*Kutipan Pilihan*
|---|
Pada sampling ini, peneliti mulai dengan dengan kelompok kecil yang diminta untuk menunjukkan kawan masing-masing. Kemudian kawan ini diminta untuk menunjukkan kawan masing-masing pula dan begitu seterusnya. Dengan cara begitu kelompok sampel itu senantiasa bertambah besar. Sampling ini dilakukan bila kita ingin menyelidiki hubungan antara manusia dalam kelompok yang akrab, atau menyelidiki cara-cara informasi tersebar di kalangan tertentu. 6) Satruration Sampling Satruration sampling merupakan teknik pengambilan sampel jenuh (tuntas) bila seluruh anggota populasi dijadikan sampel. Disamping sampel jenuh, dikenal pula sampel padat. Sampel dikatakan padat bila jumlah sampel lebih dari setengah jumlah anggota populasi. Sampel jenuh dapat dilakukan pada populasi yang jumlah anggotanya kecil. Bila jumlahnya besar, misalnya lebih dari 1000 orang, maka saturation samplimg tidak lagi praktis.
|---|
*Permintaan Tugas*
Tolong tulis kembali teks tentang teknik sampling, mulai dari kata-kata "Pada sampling ini, peneliti" dan berhenti setelah "tidak lagi praktis.". Ganti setiap "kawan" dengan "teman". Gunakan hanya isi teks tentang teknik sampling sebagai sumber.
|---|
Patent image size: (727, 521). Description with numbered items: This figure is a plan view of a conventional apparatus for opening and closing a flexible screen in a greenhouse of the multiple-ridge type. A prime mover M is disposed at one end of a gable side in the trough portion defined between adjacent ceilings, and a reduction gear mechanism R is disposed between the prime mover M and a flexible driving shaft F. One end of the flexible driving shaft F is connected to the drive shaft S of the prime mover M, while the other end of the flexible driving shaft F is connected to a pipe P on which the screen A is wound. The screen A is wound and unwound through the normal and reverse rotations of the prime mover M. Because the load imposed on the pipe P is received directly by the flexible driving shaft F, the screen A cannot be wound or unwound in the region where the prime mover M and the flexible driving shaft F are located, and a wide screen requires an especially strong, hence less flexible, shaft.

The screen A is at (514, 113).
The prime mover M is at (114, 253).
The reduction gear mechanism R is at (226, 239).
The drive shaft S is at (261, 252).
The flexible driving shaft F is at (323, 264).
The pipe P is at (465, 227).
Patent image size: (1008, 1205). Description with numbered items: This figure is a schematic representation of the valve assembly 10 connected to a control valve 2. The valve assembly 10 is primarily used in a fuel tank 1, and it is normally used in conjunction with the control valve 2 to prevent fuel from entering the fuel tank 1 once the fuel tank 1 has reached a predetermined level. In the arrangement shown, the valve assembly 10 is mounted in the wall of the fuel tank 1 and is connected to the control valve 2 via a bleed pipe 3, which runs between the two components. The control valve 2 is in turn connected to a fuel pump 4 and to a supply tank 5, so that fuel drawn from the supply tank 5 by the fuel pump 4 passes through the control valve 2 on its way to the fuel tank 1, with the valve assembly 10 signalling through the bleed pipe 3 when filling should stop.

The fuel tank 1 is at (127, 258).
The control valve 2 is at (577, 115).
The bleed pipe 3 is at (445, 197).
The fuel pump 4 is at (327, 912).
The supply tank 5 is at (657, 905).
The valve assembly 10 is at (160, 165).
|---|
*Penyelesaian*
Pada sampling ini, peneliti mulai dengan dengan kelompok kecil yang diminta untuk menunjukkan teman masing-masing. Kemudian teman ini diminta untuk menunjukkan teman masing-masing pula dan begitu seterusnya. Dengan cara begitu kelompok sampel itu senantiasa bertambah besar. Sampling ini dilakukan bila kita ingin menyelidiki hubungan antara manusia dalam kelompok yang akrab, atau menyelidiki cara-cara informasi tersebar di kalangan tertentu. 6) Satruration Sampling Satruration sampling merupakan teknik pengambilan sampel jenuh (tuntas) bila seluruh anggota populasi dijadikan sampel. Disamping sampel jenuh, dikenal pula sampel padat. Sampel dikatakan padat bila jumlah sampel lebih dari setengah jumlah anggota populasi. Sampel jenuh dapat dilakukan pada populasi yang jumlah anggotanya kecil. Bila jumlahnya besar, misalnya lebih dari 1000 orang, maka saturation samplimg tidak lagi praktis.